Written task: Write out the whole listing again, exactly as given.

::: Exercise data :::

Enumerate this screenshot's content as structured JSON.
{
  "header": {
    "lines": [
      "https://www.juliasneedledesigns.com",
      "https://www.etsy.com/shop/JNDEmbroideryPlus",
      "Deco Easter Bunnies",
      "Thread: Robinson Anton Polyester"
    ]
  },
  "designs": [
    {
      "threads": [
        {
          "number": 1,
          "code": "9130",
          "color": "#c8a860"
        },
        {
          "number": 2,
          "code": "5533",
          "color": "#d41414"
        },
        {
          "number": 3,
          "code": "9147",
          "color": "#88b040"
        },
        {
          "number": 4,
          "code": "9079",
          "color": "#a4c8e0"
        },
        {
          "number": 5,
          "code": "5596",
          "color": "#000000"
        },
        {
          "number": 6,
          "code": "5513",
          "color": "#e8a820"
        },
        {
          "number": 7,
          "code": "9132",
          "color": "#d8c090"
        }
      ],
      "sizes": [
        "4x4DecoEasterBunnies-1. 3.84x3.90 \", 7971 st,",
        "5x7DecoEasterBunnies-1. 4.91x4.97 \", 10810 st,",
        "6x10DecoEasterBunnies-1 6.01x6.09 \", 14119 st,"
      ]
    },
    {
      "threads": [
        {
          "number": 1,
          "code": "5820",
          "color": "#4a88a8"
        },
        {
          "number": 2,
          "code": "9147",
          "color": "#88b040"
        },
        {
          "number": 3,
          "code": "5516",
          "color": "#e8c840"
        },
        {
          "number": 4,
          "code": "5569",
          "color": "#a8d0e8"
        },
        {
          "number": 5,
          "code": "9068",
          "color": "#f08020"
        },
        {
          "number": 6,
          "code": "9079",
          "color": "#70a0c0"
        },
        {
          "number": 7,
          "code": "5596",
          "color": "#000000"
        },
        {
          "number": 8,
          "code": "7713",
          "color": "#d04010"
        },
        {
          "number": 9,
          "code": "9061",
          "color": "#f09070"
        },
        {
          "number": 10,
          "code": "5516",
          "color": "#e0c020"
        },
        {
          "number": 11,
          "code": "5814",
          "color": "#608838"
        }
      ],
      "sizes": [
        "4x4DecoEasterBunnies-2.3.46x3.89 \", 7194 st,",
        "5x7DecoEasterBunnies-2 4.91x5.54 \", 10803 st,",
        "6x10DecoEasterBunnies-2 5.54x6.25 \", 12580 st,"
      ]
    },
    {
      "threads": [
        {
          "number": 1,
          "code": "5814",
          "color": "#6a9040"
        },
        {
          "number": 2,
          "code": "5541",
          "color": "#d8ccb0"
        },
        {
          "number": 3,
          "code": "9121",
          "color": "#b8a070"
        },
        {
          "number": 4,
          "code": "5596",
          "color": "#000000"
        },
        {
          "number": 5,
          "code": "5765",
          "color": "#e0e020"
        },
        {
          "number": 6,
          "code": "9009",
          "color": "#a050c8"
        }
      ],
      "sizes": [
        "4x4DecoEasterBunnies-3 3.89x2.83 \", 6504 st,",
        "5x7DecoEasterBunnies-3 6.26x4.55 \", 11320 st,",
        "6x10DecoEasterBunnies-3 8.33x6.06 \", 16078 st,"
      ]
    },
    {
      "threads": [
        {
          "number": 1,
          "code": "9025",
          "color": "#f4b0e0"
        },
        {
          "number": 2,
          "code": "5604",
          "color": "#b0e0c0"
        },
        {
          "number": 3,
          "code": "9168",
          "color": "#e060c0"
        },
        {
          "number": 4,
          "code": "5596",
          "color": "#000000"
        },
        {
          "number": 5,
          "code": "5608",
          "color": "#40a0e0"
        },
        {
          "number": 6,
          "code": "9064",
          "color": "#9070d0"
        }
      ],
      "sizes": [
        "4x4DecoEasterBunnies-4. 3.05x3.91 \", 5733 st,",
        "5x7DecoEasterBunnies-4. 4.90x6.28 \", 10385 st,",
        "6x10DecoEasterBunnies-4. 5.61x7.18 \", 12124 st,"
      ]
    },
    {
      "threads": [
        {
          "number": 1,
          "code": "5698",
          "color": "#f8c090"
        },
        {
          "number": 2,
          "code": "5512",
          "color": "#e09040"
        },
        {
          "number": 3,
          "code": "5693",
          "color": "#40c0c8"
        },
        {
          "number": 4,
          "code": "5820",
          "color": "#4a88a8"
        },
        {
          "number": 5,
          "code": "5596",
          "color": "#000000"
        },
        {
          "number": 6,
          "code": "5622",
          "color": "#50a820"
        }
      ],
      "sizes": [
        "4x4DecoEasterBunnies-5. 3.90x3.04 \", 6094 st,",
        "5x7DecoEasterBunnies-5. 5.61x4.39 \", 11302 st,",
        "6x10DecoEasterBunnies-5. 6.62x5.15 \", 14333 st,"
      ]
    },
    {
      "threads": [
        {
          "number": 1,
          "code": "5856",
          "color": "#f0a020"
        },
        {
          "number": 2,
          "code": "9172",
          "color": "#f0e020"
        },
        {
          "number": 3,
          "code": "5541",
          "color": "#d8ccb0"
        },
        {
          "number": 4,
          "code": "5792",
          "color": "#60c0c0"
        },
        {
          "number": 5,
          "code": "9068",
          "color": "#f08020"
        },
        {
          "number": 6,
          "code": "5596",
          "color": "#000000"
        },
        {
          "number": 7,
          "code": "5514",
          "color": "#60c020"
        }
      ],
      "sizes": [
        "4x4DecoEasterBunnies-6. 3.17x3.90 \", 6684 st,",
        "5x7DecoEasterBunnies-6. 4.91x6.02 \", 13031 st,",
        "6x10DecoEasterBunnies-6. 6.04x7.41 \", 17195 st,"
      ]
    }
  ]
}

:::

Reply to the exercise:
Enumerate this screenshot's content as structured JSON.
{
  "header": {
    "lines": [
      "https://www.juliasneedledesigns.com",
      "https://www.etsy.com/shop/JNDEmbroideryPlus",
      "Deco Easter Bunnies",
      "Thread: Robinson Anton Polyester"
    ]
  },
  "designs": [
    {
      "threads": [
        {
          "number": 1,
          "code": "9130",
          "color": "#c8a860"
        },
        {
          "number": 2,
          "code": "5533",
          "color": "#d41414"
        },
        {
          "number": 3,
          "code": "9147",
          "color": "#88b040"
        },
        {
          "number": 4,
          "code": "9079",
          "color": "#a4c8e0"
        },
        {
          "number": 5,
          "code": "5596",
          "color": "#000000"
        },
        {
          "number": 6,
          "code": "5513",
          "color": "#e8a820"
        },
        {
          "number": 7,
          "code": "9132",
          "color": "#d8c090"
        }
      ],
      "sizes": [
        "4x4DecoEasterBunnies-1. 3.84x3.90 \", 7971 st,",
        "5x7DecoEasterBunnies-1. 4.91x4.97 \", 10810 st,",
        "6x10DecoEasterBunnies-1 6.01x6.09 \", 14119 st,"
      ]
    },
    {
      "threads": [
        {
          "number": 1,
          "code": "5820",
          "color": "#4a88a8"
        },
        {
          "number": 2,
          "code": "9147",
          "color": "#88b040"
        },
        {
          "number": 3,
          "code": "5516",
          "color": "#e8c840"
        },
        {
          "number": 4,
          "code": "5569",
          "color": "#a8d0e8"
        },
        {
          "number": 5,
          "code": "9068",
          "color": "#f08020"
        },
        {
          "number": 6,
          "code": "9079",
          "color": "#70a0c0"
        },
        {
          "number": 7,
          "code": "5596",
          "color": "#000000"
        },
        {
          "number": 8,
          "code": "7713",
          "color": "#d04010"
        },
        {
          "number": 9,
          "code": "9061",
          "color": "#f09070"
        },
        {
          "number": 10,
          "code": "5516",
          "color": "#e0c020"
        },
        {
          "number": 11,
          "code": "5814",
          "color": "#608838"
        }
      ],
      "sizes": [
        "4x4DecoEasterBunnies-2.3.46x3.89 \", 7194 st,",
        "5x7DecoEasterBunnies-2 4.91x5.54 \", 10803 st,",
        "6x10DecoEasterBunnies-2 5.54x6.25 \", 12580 st,"
      ]
    },
    {
      "threads": [
        {
          "number": 1,
          "code": "5814",
          "color": "#6a9040"
        },
        {
          "number": 2,
          "code": "5541",
          "color": "#d8ccb0"
        },
        {
          "number": 3,
          "code": "9121",
          "color": "#b8a070"
        },
        {
          "number": 4,
          "code": "5596",
          "color": "#000000"
        },
        {
          "number": 5,
          "code": "5765",
          "color": "#e0e020"
        },
        {
          "number": 6,
          "code": "9009",
          "color": "#a050c8"
        }
      ],
      "sizes": [
        "4x4DecoEasterBunnies-3 3.89x2.83 \", 6504 st,",
        "5x7DecoEasterBunnies-3 6.26x4.55 \", 11320 st,",
        "6x10DecoEasterBunnies-3 8.33x6.06 \", 16078 st,"
      ]
    },
    {
      "threads": [
        {
          "number": 1,
          "code": "9025",
          "color": "#f4b0e0"
        },
        {
          "number": 2,
          "code": "5604",
          "color": "#b0e0c0"
        },
        {
          "number": 3,
          "code": "9168",
          "color": "#e060c0"
        },
        {
          "number": 4,
          "code": "5596",
          "color": "#000000"
        },
        {
          "number": 5,
          "code": "5608",
          "color": "#40a0e0"
        },
        {
          "number": 6,
          "code": "9064",
          "color": "#9070d0"
        }
      ],
      "sizes": [
        "4x4DecoEasterBunnies-4. 3.05x3.91 \", 5733 st,",
        "5x7DecoEasterBunnies-4. 4.90x6.28 \", 10385 st,",
        "6x10DecoEasterBunnies-4. 5.61x7.18 \", 12124 st,"
      ]
    },
    {
      "threads": [
        {
          "number": 1,
          "code": "5698",
          "color": "#f8c090"
        },
        {
          "number": 2,
          "code": "5512",
          "color": "#e09040"
        },
        {
          "number": 3,
          "code": "5693",
          "color": "#40c0c8"
        },
        {
          "number": 4,
          "code": "5820",
          "color": "#4a88a8"
        },
        {
          "number": 5,
          "code": "5596",
          "color": "#000000"
        },
        {
          "number": 6,
          "code": "5622",
          "color": "#50a820"
        }
      ],
      "sizes": [
        "4x4DecoEasterBunnies-5. 3.90x3.04 \", 6094 st,",
        "5x7DecoEasterBunnies-5. 5.61x4.39 \", 11302 st,",
        "6x10DecoEasterBunnies-5. 6.62x5.15 \", 14333 st,"
      ]
    },
    {
      "threads": [
        {
          "number": 1,
          "code": "5856",
          "color": "#f0a020"
        },
        {
          "number": 2,
          "code": "9172",
          "color": "#f0e020"
        },
        {
          "number": 3,
          "code": "5541",
          "color": "#d8ccb0"
        },
        {
          "number": 4,
          "code": "5792",
          "color": "#60c0c0"
        },
        {
          "number": 5,
          "code": "9068",
          "color": "#f08020"
        },
        {
          "number": 6,
          "code": "5596",
          "color": "#000000"
        },
        {
          "number": 7,
          "code": "5514",
          "color": "#60c020"
        }
      ],
      "sizes": [
        "4x4DecoEasterBunnies-6. 3.17x3.90 \", 6684 st,",
        "5x7DecoEasterBunnies-6. 4.91x6.02 \", 13031 st,",
        "6x10DecoEasterBunnies-6. 6.04x7.41 \", 17195 st,"
      ]
    }
  ]
}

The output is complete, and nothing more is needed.